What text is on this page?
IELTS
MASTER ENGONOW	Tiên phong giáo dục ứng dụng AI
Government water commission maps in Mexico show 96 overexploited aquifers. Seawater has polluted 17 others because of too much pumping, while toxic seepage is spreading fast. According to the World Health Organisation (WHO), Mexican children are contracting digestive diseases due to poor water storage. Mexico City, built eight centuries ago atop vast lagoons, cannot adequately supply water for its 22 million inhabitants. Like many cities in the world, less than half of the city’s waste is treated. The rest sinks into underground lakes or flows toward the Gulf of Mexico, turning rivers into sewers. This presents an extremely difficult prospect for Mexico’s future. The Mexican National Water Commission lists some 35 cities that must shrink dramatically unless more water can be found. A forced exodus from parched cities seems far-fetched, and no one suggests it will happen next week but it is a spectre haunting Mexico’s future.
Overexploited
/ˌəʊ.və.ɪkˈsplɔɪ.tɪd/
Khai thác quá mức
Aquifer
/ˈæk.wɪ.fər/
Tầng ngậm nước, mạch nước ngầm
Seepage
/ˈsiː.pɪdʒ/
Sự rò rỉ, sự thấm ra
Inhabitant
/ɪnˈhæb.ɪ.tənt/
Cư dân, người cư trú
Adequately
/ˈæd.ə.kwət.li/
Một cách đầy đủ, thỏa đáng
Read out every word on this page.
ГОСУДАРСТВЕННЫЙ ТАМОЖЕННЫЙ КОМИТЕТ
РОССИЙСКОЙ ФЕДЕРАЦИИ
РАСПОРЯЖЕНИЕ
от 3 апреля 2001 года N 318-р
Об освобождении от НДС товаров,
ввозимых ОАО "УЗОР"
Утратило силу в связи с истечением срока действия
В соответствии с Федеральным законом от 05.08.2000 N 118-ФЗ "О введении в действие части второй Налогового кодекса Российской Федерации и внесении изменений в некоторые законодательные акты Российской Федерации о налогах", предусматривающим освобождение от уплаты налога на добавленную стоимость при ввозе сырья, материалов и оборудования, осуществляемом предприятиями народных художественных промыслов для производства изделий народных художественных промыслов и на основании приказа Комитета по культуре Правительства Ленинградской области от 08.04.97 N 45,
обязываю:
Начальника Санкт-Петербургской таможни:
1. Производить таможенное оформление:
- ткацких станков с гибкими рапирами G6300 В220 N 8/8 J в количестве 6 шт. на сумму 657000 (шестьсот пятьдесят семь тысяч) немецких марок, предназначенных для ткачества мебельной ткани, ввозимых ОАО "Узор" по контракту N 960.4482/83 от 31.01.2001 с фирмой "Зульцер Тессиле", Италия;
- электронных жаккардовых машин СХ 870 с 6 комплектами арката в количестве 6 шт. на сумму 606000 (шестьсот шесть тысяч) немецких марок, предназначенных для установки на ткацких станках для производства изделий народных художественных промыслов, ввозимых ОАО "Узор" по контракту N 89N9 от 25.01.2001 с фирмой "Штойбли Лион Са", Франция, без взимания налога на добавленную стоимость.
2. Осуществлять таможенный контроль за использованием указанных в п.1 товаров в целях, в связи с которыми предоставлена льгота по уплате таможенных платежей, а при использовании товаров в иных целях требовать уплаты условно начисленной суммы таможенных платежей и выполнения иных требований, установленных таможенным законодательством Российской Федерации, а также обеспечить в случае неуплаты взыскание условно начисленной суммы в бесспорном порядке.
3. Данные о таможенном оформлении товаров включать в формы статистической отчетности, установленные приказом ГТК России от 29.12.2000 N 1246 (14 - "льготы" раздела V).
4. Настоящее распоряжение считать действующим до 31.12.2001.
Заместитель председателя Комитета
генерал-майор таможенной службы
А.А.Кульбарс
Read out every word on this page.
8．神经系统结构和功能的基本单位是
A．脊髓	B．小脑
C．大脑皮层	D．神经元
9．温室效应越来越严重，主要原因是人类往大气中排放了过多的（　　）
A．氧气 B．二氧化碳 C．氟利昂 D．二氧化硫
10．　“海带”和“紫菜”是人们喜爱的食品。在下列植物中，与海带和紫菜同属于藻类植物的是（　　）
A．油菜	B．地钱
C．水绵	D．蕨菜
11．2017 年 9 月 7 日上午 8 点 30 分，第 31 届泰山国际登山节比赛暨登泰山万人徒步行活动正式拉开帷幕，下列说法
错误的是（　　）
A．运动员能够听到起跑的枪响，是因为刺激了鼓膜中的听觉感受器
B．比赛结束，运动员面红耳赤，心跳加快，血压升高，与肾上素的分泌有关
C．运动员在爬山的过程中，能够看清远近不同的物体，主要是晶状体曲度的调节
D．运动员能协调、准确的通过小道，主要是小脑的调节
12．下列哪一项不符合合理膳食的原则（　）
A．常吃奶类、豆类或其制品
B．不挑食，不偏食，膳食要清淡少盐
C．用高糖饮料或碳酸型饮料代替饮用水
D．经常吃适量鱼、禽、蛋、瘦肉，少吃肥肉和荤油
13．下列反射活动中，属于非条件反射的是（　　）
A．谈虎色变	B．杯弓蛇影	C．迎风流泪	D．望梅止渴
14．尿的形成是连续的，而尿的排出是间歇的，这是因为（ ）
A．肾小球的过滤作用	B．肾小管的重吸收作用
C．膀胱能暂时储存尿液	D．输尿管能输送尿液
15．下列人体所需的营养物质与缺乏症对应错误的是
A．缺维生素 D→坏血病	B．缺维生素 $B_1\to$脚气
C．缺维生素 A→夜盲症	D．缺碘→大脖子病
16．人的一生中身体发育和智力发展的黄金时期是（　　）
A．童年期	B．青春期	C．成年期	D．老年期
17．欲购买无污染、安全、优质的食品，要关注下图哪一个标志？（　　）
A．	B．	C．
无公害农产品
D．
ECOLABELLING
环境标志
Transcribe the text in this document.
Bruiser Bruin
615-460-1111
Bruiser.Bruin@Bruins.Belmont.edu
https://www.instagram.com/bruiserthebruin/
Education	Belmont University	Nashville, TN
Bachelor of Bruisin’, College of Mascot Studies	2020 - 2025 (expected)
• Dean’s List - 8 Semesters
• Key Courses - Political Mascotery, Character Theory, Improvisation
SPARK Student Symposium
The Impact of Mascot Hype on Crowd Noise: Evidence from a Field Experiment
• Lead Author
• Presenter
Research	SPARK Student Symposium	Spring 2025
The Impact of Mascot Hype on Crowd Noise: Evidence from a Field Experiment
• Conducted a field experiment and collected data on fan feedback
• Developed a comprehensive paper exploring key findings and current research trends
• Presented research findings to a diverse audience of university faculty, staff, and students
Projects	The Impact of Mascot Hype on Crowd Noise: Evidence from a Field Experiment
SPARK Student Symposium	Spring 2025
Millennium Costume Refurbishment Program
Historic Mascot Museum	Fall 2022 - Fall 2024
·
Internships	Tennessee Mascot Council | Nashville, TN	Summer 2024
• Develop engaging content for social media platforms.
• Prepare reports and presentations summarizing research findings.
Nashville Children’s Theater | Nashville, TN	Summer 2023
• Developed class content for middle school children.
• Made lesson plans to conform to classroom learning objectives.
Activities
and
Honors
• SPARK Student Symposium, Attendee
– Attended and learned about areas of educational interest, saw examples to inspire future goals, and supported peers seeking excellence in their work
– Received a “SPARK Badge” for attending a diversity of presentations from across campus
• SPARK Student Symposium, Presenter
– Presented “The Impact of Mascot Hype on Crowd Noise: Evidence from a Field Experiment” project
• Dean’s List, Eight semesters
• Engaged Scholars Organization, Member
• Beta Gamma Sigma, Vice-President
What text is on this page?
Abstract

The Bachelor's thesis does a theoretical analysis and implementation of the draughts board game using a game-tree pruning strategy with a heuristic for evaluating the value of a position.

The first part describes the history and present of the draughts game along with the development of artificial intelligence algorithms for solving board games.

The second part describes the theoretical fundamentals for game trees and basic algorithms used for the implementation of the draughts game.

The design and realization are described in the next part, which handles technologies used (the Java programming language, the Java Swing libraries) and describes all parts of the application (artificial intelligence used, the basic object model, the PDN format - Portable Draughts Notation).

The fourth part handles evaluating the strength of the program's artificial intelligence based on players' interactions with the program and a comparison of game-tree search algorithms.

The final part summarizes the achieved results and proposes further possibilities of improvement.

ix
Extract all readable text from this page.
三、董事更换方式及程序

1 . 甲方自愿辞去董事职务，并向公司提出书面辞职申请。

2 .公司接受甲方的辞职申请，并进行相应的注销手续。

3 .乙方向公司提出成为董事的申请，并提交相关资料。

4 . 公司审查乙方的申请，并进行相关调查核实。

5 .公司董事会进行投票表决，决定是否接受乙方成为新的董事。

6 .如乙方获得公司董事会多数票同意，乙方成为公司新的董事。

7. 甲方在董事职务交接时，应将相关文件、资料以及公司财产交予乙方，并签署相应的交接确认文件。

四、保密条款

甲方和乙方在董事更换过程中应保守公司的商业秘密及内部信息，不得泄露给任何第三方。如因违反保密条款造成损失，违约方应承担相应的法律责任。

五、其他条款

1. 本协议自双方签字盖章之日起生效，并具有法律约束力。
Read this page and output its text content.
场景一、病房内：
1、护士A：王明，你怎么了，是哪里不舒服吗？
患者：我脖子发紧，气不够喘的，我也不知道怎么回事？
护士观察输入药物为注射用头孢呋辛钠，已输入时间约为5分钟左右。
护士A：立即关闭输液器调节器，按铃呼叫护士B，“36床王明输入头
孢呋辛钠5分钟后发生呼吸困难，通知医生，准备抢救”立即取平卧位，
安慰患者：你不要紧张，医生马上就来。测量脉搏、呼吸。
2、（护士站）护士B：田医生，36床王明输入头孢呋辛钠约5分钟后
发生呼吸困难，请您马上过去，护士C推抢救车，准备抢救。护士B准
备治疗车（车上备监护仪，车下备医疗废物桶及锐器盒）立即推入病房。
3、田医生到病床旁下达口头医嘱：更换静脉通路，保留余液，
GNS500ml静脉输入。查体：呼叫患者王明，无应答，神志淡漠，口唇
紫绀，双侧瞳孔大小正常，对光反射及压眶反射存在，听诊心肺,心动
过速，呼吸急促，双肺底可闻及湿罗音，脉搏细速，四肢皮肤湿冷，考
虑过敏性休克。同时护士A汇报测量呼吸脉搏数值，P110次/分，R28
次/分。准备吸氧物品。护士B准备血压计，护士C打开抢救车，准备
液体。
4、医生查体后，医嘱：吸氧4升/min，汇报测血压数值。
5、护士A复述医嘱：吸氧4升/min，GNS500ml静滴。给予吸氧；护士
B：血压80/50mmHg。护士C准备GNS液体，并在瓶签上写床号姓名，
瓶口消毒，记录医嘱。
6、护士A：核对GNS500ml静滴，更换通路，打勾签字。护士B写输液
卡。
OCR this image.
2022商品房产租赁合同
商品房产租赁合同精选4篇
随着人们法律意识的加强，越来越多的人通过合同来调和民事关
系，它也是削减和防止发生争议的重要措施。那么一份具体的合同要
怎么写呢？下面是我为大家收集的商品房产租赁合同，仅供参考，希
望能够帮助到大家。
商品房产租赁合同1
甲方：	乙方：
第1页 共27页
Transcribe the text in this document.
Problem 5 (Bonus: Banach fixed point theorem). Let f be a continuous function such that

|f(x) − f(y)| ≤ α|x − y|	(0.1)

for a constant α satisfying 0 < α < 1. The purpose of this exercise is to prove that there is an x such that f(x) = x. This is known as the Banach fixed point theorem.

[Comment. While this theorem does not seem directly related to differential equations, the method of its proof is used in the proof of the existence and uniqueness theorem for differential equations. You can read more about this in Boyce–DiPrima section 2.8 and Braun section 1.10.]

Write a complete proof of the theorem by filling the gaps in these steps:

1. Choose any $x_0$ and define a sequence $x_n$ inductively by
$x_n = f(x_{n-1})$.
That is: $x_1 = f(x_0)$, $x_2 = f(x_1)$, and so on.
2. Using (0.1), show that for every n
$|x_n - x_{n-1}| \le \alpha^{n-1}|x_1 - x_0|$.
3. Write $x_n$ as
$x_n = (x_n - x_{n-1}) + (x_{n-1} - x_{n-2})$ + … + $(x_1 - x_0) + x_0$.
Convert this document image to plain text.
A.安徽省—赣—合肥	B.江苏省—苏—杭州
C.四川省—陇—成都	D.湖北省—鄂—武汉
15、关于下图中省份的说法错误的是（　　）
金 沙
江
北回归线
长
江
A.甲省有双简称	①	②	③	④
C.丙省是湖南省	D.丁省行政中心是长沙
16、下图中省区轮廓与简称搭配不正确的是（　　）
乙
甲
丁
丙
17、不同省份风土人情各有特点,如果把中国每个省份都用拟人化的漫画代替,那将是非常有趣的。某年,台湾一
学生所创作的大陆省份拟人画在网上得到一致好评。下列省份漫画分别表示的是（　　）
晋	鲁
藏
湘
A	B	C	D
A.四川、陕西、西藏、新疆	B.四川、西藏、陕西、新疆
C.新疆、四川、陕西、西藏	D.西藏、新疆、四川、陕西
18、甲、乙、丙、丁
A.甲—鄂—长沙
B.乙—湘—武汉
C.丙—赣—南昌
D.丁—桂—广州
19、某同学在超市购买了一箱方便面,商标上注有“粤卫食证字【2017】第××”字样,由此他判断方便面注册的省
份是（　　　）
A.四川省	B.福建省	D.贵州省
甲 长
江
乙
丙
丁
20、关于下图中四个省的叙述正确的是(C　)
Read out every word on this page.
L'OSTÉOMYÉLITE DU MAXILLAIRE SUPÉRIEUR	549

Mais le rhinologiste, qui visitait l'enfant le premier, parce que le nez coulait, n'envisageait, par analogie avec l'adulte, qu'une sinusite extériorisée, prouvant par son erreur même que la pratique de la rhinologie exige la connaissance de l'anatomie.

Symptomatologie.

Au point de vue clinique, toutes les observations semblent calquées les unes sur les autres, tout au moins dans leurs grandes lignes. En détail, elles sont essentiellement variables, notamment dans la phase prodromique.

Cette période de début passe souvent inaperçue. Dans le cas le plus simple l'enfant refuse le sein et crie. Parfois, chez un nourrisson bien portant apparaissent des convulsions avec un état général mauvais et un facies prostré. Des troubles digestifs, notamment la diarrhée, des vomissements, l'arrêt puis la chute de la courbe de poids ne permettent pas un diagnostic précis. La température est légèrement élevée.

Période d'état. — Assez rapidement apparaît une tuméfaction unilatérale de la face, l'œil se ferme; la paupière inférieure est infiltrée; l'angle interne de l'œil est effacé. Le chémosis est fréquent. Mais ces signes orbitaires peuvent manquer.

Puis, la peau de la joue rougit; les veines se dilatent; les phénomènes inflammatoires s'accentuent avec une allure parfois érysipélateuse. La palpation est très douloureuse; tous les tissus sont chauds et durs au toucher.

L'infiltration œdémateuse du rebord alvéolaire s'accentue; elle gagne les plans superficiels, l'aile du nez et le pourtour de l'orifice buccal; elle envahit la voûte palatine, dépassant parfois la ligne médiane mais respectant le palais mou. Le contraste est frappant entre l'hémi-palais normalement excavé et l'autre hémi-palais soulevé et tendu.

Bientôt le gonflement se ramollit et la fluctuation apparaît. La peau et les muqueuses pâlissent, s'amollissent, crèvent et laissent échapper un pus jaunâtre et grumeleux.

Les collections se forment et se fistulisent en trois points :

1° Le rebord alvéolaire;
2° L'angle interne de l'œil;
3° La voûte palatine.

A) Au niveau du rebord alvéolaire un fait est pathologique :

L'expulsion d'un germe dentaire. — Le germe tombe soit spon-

------

▶ **Work to be completed**
Show the lines from the data above that contain the string "Write".

▶ **Correct answer**
Write a complete proof of the theorem by filling the gaps in these steps:
3. Write $x_n$ as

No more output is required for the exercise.